··· THE INPUT ···

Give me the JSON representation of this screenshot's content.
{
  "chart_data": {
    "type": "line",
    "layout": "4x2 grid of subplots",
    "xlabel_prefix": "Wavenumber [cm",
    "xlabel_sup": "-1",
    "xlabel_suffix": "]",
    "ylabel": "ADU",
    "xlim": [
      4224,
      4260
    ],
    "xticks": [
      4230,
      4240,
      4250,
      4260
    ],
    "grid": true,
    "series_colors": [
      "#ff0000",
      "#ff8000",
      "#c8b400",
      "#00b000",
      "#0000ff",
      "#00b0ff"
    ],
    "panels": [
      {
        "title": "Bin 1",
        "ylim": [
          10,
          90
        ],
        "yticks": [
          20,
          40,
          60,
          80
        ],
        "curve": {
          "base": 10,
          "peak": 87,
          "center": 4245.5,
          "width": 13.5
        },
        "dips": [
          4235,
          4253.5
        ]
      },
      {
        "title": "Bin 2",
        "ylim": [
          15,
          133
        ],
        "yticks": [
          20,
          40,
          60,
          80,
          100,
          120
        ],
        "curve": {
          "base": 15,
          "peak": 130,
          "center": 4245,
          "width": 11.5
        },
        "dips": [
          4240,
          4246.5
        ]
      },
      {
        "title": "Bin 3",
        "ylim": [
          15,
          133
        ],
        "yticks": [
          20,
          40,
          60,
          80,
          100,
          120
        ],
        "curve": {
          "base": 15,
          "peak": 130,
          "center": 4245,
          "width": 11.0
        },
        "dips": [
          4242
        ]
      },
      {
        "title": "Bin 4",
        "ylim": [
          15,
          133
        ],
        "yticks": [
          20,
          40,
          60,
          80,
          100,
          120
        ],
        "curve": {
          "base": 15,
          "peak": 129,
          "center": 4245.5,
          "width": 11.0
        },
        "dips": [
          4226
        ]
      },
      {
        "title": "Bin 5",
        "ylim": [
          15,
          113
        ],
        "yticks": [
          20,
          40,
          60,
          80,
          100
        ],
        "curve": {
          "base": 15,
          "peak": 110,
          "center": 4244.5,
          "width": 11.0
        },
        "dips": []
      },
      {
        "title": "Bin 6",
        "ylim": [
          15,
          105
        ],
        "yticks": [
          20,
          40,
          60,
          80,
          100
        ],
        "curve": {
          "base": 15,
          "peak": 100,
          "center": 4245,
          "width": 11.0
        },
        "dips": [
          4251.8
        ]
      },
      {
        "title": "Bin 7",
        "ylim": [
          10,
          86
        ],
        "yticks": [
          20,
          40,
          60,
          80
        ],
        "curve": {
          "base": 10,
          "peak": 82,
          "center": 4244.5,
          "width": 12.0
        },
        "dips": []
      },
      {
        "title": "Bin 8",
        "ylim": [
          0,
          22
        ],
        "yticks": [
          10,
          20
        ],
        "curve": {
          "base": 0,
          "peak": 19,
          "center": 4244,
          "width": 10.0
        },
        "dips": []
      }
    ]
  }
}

···

PROBLEM —
From the records above, extract every line exactly as it stands.

EXERCISE ANSWER —
Give me the JSON representation of this screenshot's content.
{
  "chart_data": {
    "type": "line",
    "layout": "4x2 grid of subplots",
    "xlabel_prefix": "Wavenumber [cm",
    "xlabel_sup": "-1",
    "xlabel_suffix": "]",
    "ylabel": "ADU",
    "xlim": [
      4224,
      4260
    ],
    "xticks": [
      4230,
      4240,
      4250,
      4260
    ],
    "grid": true,
    "series_colors": [
      "#ff0000",
      "#ff8000",
      "#c8b400",
      "#00b000",
      "#0000ff",
      "#00b0ff"
    ],
    "panels": [
      {
        "title": "Bin 1",
        "ylim": [
          10,
          90
        ],
        "yticks": [
          20,
          40,
          60,
          80
        ],
        "curve": {
          "base": 10,
          "peak": 87,
          "center": 4245.5,
          "width": 13.5
        },
        "dips": [
          4235,
          4253.5
        ]
      },
      {
        "title": "Bin 2",
        "ylim": [
          15,
          133
        ],
        "yticks": [
          20,
          40,
          60,
          80,
          100,
          120
        ],
        "curve": {
          "base": 15,
          "peak": 130,
          "center": 4245,
          "width": 11.5
        },
        "dips": [
          4240,
          4246.5
        ]
      },
      {
        "title": "Bin 3",
        "ylim": [
          15,
          133
        ],
        "yticks": [
          20,
          40,
          60,
          80,
          100,
          120
        ],
        "curve": {
          "base": 15,
          "peak": 130,
          "center": 4245,
          "width": 11.0
        },
        "dips": [
          4242
        ]
      },
      {
        "title": "Bin 4",
        "ylim": [
          15,
          133
        ],
        "yticks": [
          20,
          40,
          60,
          80,
          100,
          120
        ],
        "curve": {
          "base": 15,
          "peak": 129,
          "center": 4245.5,
          "width": 11.0
        },
        "dips": [
          4226
        ]
      },
      {
        "title": "Bin 5",
        "ylim": [
          15,
          113
        ],
        "yticks": [
          20,
          40,
          60,
          80,
          100
        ],
        "curve": {
          "base": 15,
          "peak": 110,
          "center": 4244.5,
          "width": 11.0
        },
        "dips": []
      },
      {
        "title": "Bin 6",
        "ylim": [
          15,
          105
        ],
        "yticks": [
          20,
          40,
          60,
          80,
          100
        ],
        "curve": {
          "base": 15,
          "peak": 100,
          "center": 4245,
          "width": 11.0
        },
        "dips": [
          4251.8
        ]
      },
      {
        "title": "Bin 7",
        "ylim": [
          10,
          86
        ],
        "yticks": [
          20,
          40,
          60,
          80
        ],
        "curve": {
          "base": 10,
          "peak": 82,
          "center": 4244.5,
          "width": 12.0
        },
        "dips": []
      },
      {
        "title": "Bin 8",
        "ylim": [
          0,
          22
        ],
        "yticks": [
          10,
          20
        ],
        "curve": {
          "base": 0,
          "peak": 19,
          "center": 4244,
          "width": 10.0
        },
        "dips": []
      }
    ]
  }
}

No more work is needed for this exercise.